WRITTEN PROBLEM -> Retype the whole listing, please, keeping every line exact and dropping the pictures.

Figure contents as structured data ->
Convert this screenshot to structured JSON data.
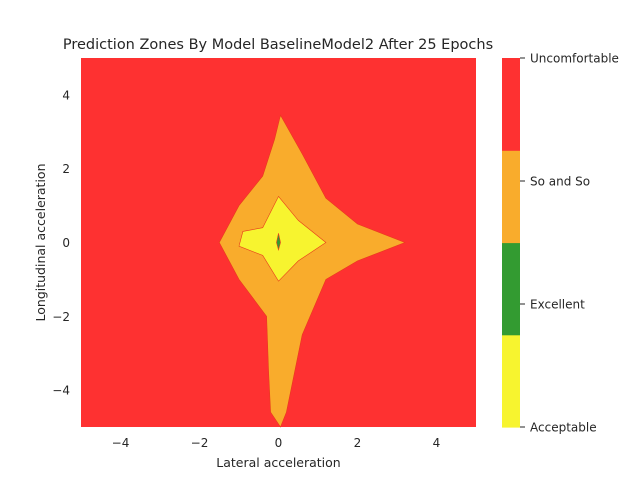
{
  "chart_data": {
    "type": "contour",
    "title": "Prediction Zones By Model BaselineModel2 After 25 Epochs",
    "xlabel": "Lateral acceleration",
    "ylabel": "Longitudinal acceleration",
    "xlim": [
      -5,
      5
    ],
    "ylim": [
      -5,
      5
    ],
    "x_ticks": [
      -4,
      -2,
      0,
      2,
      4
    ],
    "y_ticks": [
      -4,
      -2,
      0,
      2,
      4
    ],
    "x_tick_labels": [
      "−4",
      "−2",
      "0",
      "2",
      "4"
    ],
    "y_tick_labels": [
      "−4",
      "−2",
      "0",
      "2",
      "4"
    ],
    "grid": false,
    "zones": [
      {
        "label": "Uncomfortable",
        "color": "#fe3131",
        "region": "background (outside orange region)",
        "polygon": []
      },
      {
        "label": "So and So",
        "color": "#f9ac2c",
        "polygon": [
          [
            0.05,
            3.45
          ],
          [
            0.6,
            2.4
          ],
          [
            1.2,
            1.2
          ],
          [
            2.0,
            0.5
          ],
          [
            3.2,
            0.0
          ],
          [
            2.0,
            -0.5
          ],
          [
            1.2,
            -1.0
          ],
          [
            0.6,
            -2.5
          ],
          [
            0.2,
            -4.6
          ],
          [
            0.05,
            -5.0
          ],
          [
            -0.2,
            -4.6
          ],
          [
            -0.25,
            -3.5
          ],
          [
            -0.3,
            -2.0
          ],
          [
            -1.0,
            -1.0
          ],
          [
            -1.5,
            0.0
          ],
          [
            -1.0,
            1.0
          ],
          [
            -0.4,
            1.8
          ],
          [
            -0.1,
            2.8
          ]
        ]
      },
      {
        "label": "Acceptable",
        "color": "#f7f42f",
        "polygon": [
          [
            0.0,
            1.25
          ],
          [
            0.5,
            0.6
          ],
          [
            1.2,
            0.0
          ],
          [
            0.5,
            -0.5
          ],
          [
            0.0,
            -1.05
          ],
          [
            -0.4,
            -0.35
          ],
          [
            -1.0,
            -0.1
          ],
          [
            -0.9,
            0.3
          ],
          [
            -0.4,
            0.4
          ]
        ]
      },
      {
        "label": "Excellent",
        "color": "#339b31",
        "polygon": [
          [
            0.0,
            0.25
          ],
          [
            0.05,
            0.0
          ],
          [
            0.0,
            -0.2
          ],
          [
            -0.05,
            0.0
          ]
        ]
      }
    ],
    "colorbar": {
      "labels": [
        "Acceptable",
        "Excellent",
        "So and So",
        "Uncomfortable"
      ],
      "colors": [
        "#f7f42f",
        "#339b31",
        "#f9ac2c",
        "#fe3131"
      ]
    }
  }
}
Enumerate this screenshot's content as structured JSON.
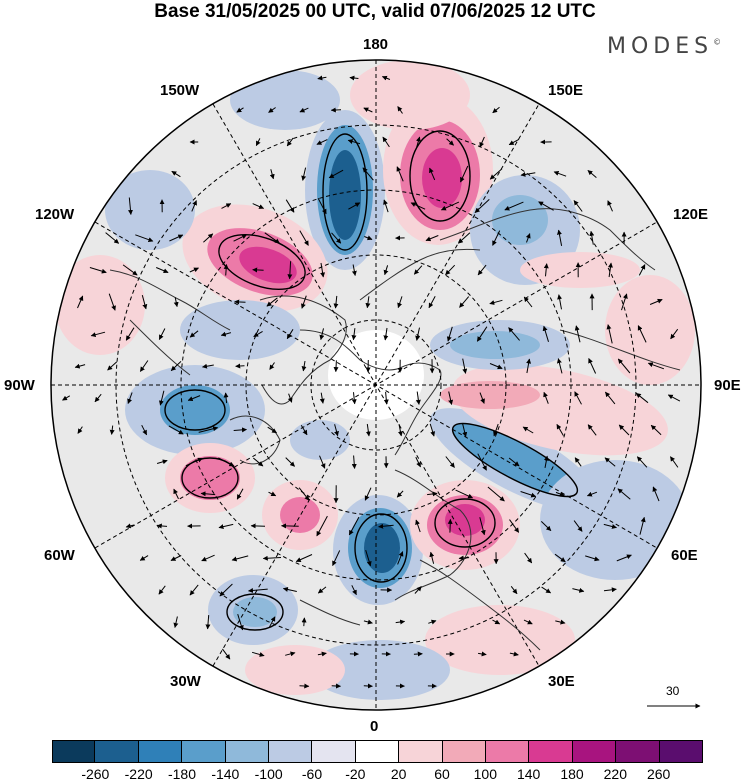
{
  "title": "Base 31/05/2025 00 UTC, valid 07/06/2025 12 UTC",
  "brand": "MODES",
  "brand_mark": "©",
  "longitude_labels": {
    "top": "180",
    "bottom": "0",
    "left": "90W",
    "right": "90E",
    "upper_left_1": "150W",
    "upper_left_2": "120W",
    "upper_right_1": "150E",
    "upper_right_2": "120E",
    "lower_left_1": "60W",
    "lower_left_2": "30W",
    "lower_right_1": "60E",
    "lower_right_2": "30E"
  },
  "vector_scale_label": "30",
  "colorbar": {
    "ticks": [
      "-260",
      "-220",
      "-180",
      "-140",
      "-100",
      "-60",
      "-20",
      "20",
      "60",
      "100",
      "140",
      "180",
      "220",
      "260"
    ],
    "colors": [
      "#0b3a5c",
      "#1c5f8f",
      "#2f80b8",
      "#5a9ecb",
      "#8fb9da",
      "#bccbe4",
      "#e4e4f0",
      "#ffffff",
      "#f7d4d8",
      "#f2aab8",
      "#ec7aa8",
      "#d93a92",
      "#a8147f",
      "#7d0f73",
      "#5a0d6e"
    ]
  },
  "anomaly_colors": {
    "strong_negative": "#1c5f8f",
    "negative": "#5a9ecb",
    "weak_negative": "#bccbe4",
    "neutral": "#e9e9e9",
    "weak_positive": "#f7d4d8",
    "positive": "#ec7aa8",
    "strong_positive": "#d93a92"
  }
}
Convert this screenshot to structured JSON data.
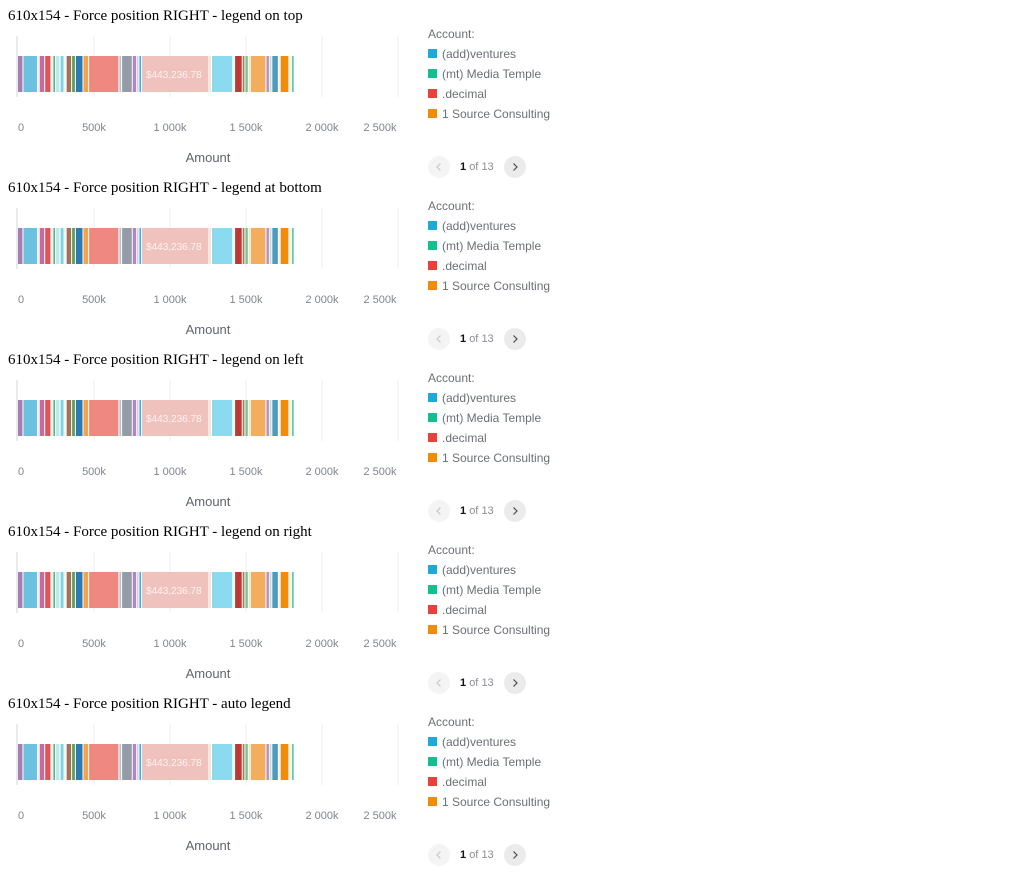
{
  "sections": [
    {
      "title": "610x154 - Force position RIGHT - legend on top"
    },
    {
      "title": "610x154 - Force position RIGHT - legend at bottom"
    },
    {
      "title": "610x154 - Force position RIGHT - legend on left"
    },
    {
      "title": "610x154 - Force position RIGHT - legend on right"
    },
    {
      "title": "610x154 - Force position RIGHT - auto legend"
    }
  ],
  "legend": {
    "title": "Account:",
    "items": [
      {
        "label": "(add)ventures",
        "color": "#20a8d8"
      },
      {
        "label": "(mt) Media Temple",
        "color": "#13bf8f"
      },
      {
        "label": ".decimal",
        "color": "#e6423b"
      },
      {
        "label": "1 Source Consulting",
        "color": "#f08c0a"
      }
    ],
    "pager": {
      "current": "1",
      "of": "of",
      "total": "13"
    }
  },
  "chart_data": {
    "type": "bar",
    "orientation": "horizontal",
    "stacked": true,
    "xlabel": "Amount",
    "xlim": [
      0,
      2500000
    ],
    "x_ticks": [
      0,
      500000,
      1000000,
      1500000,
      2000000,
      2500000
    ],
    "x_tick_labels": [
      "0",
      "500k",
      "1 000k",
      "1 500k",
      "2 000k",
      "2 500k"
    ],
    "grid": true,
    "segments": [
      {
        "value": 36000,
        "color": "#a77db3"
      },
      {
        "value": 96000,
        "color": "#6cc2de"
      },
      {
        "value": 11000,
        "color": "#fbe2c6"
      },
      {
        "value": 36000,
        "color": "#c56ba2"
      },
      {
        "value": 41000,
        "color": "#d9565a"
      },
      {
        "value": 13000,
        "color": "#f5d6ad"
      },
      {
        "value": 17000,
        "color": "#3fba9f"
      },
      {
        "value": 30000,
        "color": "#c1e9e3"
      },
      {
        "value": 26000,
        "color": "#7dd3e5"
      },
      {
        "value": 14000,
        "color": "#dff3f5"
      },
      {
        "value": 36000,
        "color": "#a77055"
      },
      {
        "value": 25000,
        "color": "#5f9f5c"
      },
      {
        "value": 50000,
        "color": "#2f7ab3"
      },
      {
        "value": 37000,
        "color": "#f3a24d"
      },
      {
        "value": 199000,
        "color": "#ef8880"
      },
      {
        "value": 18000,
        "color": "#b8c2cc"
      },
      {
        "value": 70000,
        "color": "#939ba6"
      },
      {
        "value": 29000,
        "color": "#b483c2"
      },
      {
        "value": 15000,
        "color": "#d7c3df"
      },
      {
        "value": 17000,
        "color": "#2eb4e2"
      },
      {
        "value": 443236.78,
        "color": "#f0c2bd",
        "label": "$443,236.78"
      },
      {
        "value": 17000,
        "color": "#fbdfc9"
      },
      {
        "value": 140000,
        "color": "#8bdaf0"
      },
      {
        "value": 12000,
        "color": "#e0f4f9"
      },
      {
        "value": 50000,
        "color": "#b93b32"
      },
      {
        "value": 18000,
        "color": "#a08067"
      },
      {
        "value": 22000,
        "color": "#7bc27c"
      },
      {
        "value": 13000,
        "color": "#d6e1d3"
      },
      {
        "value": 103000,
        "color": "#f2ae5c"
      },
      {
        "value": 25000,
        "color": "#b896c6"
      },
      {
        "value": 14000,
        "color": "#b1d5c3"
      },
      {
        "value": 43000,
        "color": "#4c9bc0"
      },
      {
        "value": 12000,
        "color": "#fde9d6"
      },
      {
        "value": 57000,
        "color": "#f08c0a"
      },
      {
        "value": 19000,
        "color": "#fdf0e3"
      },
      {
        "value": 15000,
        "color": "#13bf8f"
      }
    ]
  }
}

OUTPUT FOR THIS TASK ->
Convert this screenshot to structured JSON data.
{
  "chart_data": {
    "type": "contour",
    "title": "Prediction Zones By Model BaselineModel2 After 25 Epochs",
    "xlabel": "Lateral acceleration",
    "ylabel": "Longitudinal acceleration",
    "xlim": [
      -5,
      5
    ],
    "ylim": [
      -5,
      5
    ],
    "x_ticks": [
      -4,
      -2,
      0,
      2,
      4
    ],
    "y_ticks": [
      -4,
      -2,
      0,
      2,
      4
    ],
    "x_tick_labels": [
      "−4",
      "−2",
      "0",
      "2",
      "4"
    ],
    "y_tick_labels": [
      "−4",
      "−2",
      "0",
      "2",
      "4"
    ],
    "grid": false,
    "zones": [
      {
        "label": "Uncomfortable",
        "color": "#fe3131",
        "region": "background (outside orange region)",
        "polygon": []
      },
      {
        "label": "So and So",
        "color": "#f9ac2c",
        "polygon": [
          [
            0.05,
            3.45
          ],
          [
            0.6,
            2.4
          ],
          [
            1.2,
            1.2
          ],
          [
            2.0,
            0.5
          ],
          [
            3.2,
            0.0
          ],
          [
            2.0,
            -0.5
          ],
          [
            1.2,
            -1.0
          ],
          [
            0.6,
            -2.5
          ],
          [
            0.2,
            -4.6
          ],
          [
            0.05,
            -5.0
          ],
          [
            -0.2,
            -4.6
          ],
          [
            -0.25,
            -3.5
          ],
          [
            -0.3,
            -2.0
          ],
          [
            -1.0,
            -1.0
          ],
          [
            -1.5,
            0.0
          ],
          [
            -1.0,
            1.0
          ],
          [
            -0.4,
            1.8
          ],
          [
            -0.1,
            2.8
          ]
        ]
      },
      {
        "label": "Acceptable",
        "color": "#f7f42f",
        "polygon": [
          [
            0.0,
            1.25
          ],
          [
            0.5,
            0.6
          ],
          [
            1.2,
            0.0
          ],
          [
            0.5,
            -0.5
          ],
          [
            0.0,
            -1.05
          ],
          [
            -0.4,
            -0.35
          ],
          [
            -1.0,
            -0.1
          ],
          [
            -0.9,
            0.3
          ],
          [
            -0.4,
            0.4
          ]
        ]
      },
      {
        "label": "Excellent",
        "color": "#339b31",
        "polygon": [
          [
            0.0,
            0.25
          ],
          [
            0.05,
            0.0
          ],
          [
            0.0,
            -0.2
          ],
          [
            -0.05,
            0.0
          ]
        ]
      }
    ],
    "colorbar": {
      "labels": [
        "Acceptable",
        "Excellent",
        "So and So",
        "Uncomfortable"
      ],
      "colors": [
        "#f7f42f",
        "#339b31",
        "#f9ac2c",
        "#fe3131"
      ]
    }
  }
}
Enumerate this screenshot's content as structured JSON.
{
  "title": "Base 31/05/2025 00 UTC, valid 07/06/2025 12 UTC",
  "brand": "MODES",
  "brand_mark": "©",
  "longitude_labels": {
    "top": "180",
    "bottom": "0",
    "left": "90W",
    "right": "90E",
    "upper_left_1": "150W",
    "upper_left_2": "120W",
    "upper_right_1": "150E",
    "upper_right_2": "120E",
    "lower_left_1": "60W",
    "lower_left_2": "30W",
    "lower_right_1": "60E",
    "lower_right_2": "30E"
  },
  "vector_scale_label": "30",
  "colorbar": {
    "ticks": [
      "-260",
      "-220",
      "-180",
      "-140",
      "-100",
      "-60",
      "-20",
      "20",
      "60",
      "100",
      "140",
      "180",
      "220",
      "260"
    ],
    "colors": [
      "#0b3a5c",
      "#1c5f8f",
      "#2f80b8",
      "#5a9ecb",
      "#8fb9da",
      "#bccbe4",
      "#e4e4f0",
      "#ffffff",
      "#f7d4d8",
      "#f2aab8",
      "#ec7aa8",
      "#d93a92",
      "#a8147f",
      "#7d0f73",
      "#5a0d6e"
    ]
  },
  "anomaly_colors": {
    "strong_negative": "#1c5f8f",
    "negative": "#5a9ecb",
    "weak_negative": "#bccbe4",
    "neutral": "#e9e9e9",
    "weak_positive": "#f7d4d8",
    "positive": "#ec7aa8",
    "strong_positive": "#d93a92"
  }
}
Convert this screenshot to structured JSON data.
{
  "sections": [
    {
      "title": "610x154 - Force position RIGHT - legend on top"
    },
    {
      "title": "610x154 - Force position RIGHT - legend at bottom"
    },
    {
      "title": "610x154 - Force position RIGHT - legend on left"
    },
    {
      "title": "610x154 - Force position RIGHT - legend on right"
    },
    {
      "title": "610x154 - Force position RIGHT - auto legend"
    }
  ],
  "legend": {
    "title": "Account:",
    "items": [
      {
        "label": "(add)ventures",
        "color": "#20a8d8"
      },
      {
        "label": "(mt) Media Temple",
        "color": "#13bf8f"
      },
      {
        "label": ".decimal",
        "color": "#e6423b"
      },
      {
        "label": "1 Source Consulting",
        "color": "#f08c0a"
      }
    ],
    "pager": {
      "current": "1",
      "of": "of",
      "total": "13"
    }
  },
  "chart_data": {
    "type": "bar",
    "orientation": "horizontal",
    "stacked": true,
    "xlabel": "Amount",
    "xlim": [
      0,
      2500000
    ],
    "x_ticks": [
      0,
      500000,
      1000000,
      1500000,
      2000000,
      2500000
    ],
    "x_tick_labels": [
      "0",
      "500k",
      "1 000k",
      "1 500k",
      "2 000k",
      "2 500k"
    ],
    "grid": true,
    "segments": [
      {
        "value": 36000,
        "color": "#a77db3"
      },
      {
        "value": 96000,
        "color": "#6cc2de"
      },
      {
        "value": 11000,
        "color": "#fbe2c6"
      },
      {
        "value": 36000,
        "color": "#c56ba2"
      },
      {
        "value": 41000,
        "color": "#d9565a"
      },
      {
        "value": 13000,
        "color": "#f5d6ad"
      },
      {
        "value": 17000,
        "color": "#3fba9f"
      },
      {
        "value": 30000,
        "color": "#c1e9e3"
      },
      {
        "value": 26000,
        "color": "#7dd3e5"
      },
      {
        "value": 14000,
        "color": "#dff3f5"
      },
      {
        "value": 36000,
        "color": "#a77055"
      },
      {
        "value": 25000,
        "color": "#5f9f5c"
      },
      {
        "value": 50000,
        "color": "#2f7ab3"
      },
      {
        "value": 37000,
        "color": "#f3a24d"
      },
      {
        "value": 199000,
        "color": "#ef8880"
      },
      {
        "value": 18000,
        "color": "#b8c2cc"
      },
      {
        "value": 70000,
        "color": "#939ba6"
      },
      {
        "value": 29000,
        "color": "#b483c2"
      },
      {
        "value": 15000,
        "color": "#d7c3df"
      },
      {
        "value": 17000,
        "color": "#2eb4e2"
      },
      {
        "value": 443236.78,
        "color": "#f0c2bd",
        "label": "$443,236.78"
      },
      {
        "value": 17000,
        "color": "#fbdfc9"
      },
      {
        "value": 140000,
        "color": "#8bdaf0"
      },
      {
        "value": 12000,
        "color": "#e0f4f9"
      },
      {
        "value": 50000,
        "color": "#b93b32"
      },
      {
        "value": 18000,
        "color": "#a08067"
      },
      {
        "value": 22000,
        "color": "#7bc27c"
      },
      {
        "value": 13000,
        "color": "#d6e1d3"
      },
      {
        "value": 103000,
        "color": "#f2ae5c"
      },
      {
        "value": 25000,
        "color": "#b896c6"
      },
      {
        "value": 14000,
        "color": "#b1d5c3"
      },
      {
        "value": 43000,
        "color": "#4c9bc0"
      },
      {
        "value": 12000,
        "color": "#fde9d6"
      },
      {
        "value": 57000,
        "color": "#f08c0a"
      },
      {
        "value": 19000,
        "color": "#fdf0e3"
      },
      {
        "value": 15000,
        "color": "#13bf8f"
      }
    ]
  }
}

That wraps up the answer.